** BEGIN Input **
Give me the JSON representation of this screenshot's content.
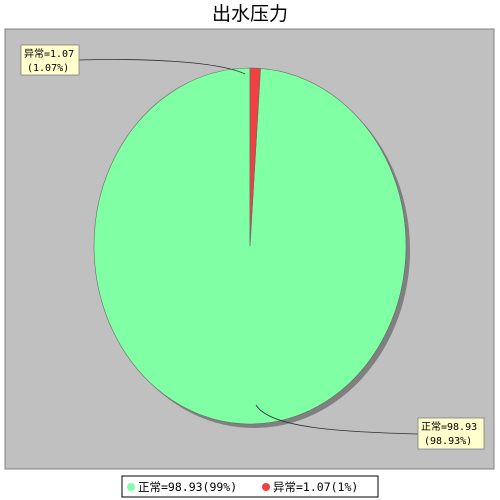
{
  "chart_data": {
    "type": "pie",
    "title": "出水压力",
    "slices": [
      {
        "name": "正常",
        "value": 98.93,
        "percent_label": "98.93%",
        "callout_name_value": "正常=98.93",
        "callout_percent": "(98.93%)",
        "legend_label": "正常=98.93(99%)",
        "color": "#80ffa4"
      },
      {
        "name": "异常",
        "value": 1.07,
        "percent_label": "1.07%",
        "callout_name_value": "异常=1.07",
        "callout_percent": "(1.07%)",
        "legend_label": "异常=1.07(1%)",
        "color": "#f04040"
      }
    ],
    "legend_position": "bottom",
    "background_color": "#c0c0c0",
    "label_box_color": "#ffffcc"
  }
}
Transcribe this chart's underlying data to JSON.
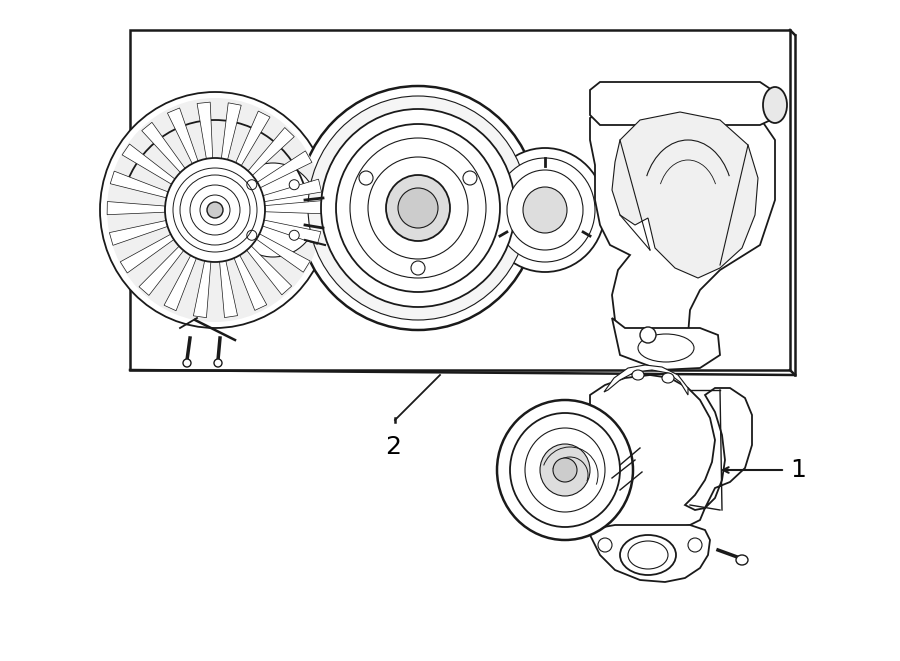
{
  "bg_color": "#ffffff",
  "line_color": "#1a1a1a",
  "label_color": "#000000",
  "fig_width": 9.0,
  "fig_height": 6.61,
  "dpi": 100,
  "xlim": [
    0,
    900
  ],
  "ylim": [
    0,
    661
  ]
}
** END Input **
Omit the pictures and output all of the other material exactly.

- Exercise response
Give me the JSON representation of this screenshot's content.
{
  "chart_data": {
    "type": "pie",
    "title": "出水压力",
    "slices": [
      {
        "name": "正常",
        "value": 98.93,
        "percent_label": "98.93%",
        "callout_name_value": "正常=98.93",
        "callout_percent": "(98.93%)",
        "legend_label": "正常=98.93(99%)",
        "color": "#80ffa4"
      },
      {
        "name": "异常",
        "value": 1.07,
        "percent_label": "1.07%",
        "callout_name_value": "异常=1.07",
        "callout_percent": "(1.07%)",
        "legend_label": "异常=1.07(1%)",
        "color": "#f04040"
      }
    ],
    "legend_position": "bottom",
    "background_color": "#c0c0c0",
    "label_box_color": "#ffffcc"
  }
}
Transcribe this chart's underlying data to JSON.
{
  "bg_color": "#ffffff",
  "line_color": "#1a1a1a",
  "label_color": "#000000",
  "fig_width": 9.0,
  "fig_height": 6.61,
  "dpi": 100,
  "xlim": [
    0,
    900
  ],
  "ylim": [
    0,
    661
  ]
}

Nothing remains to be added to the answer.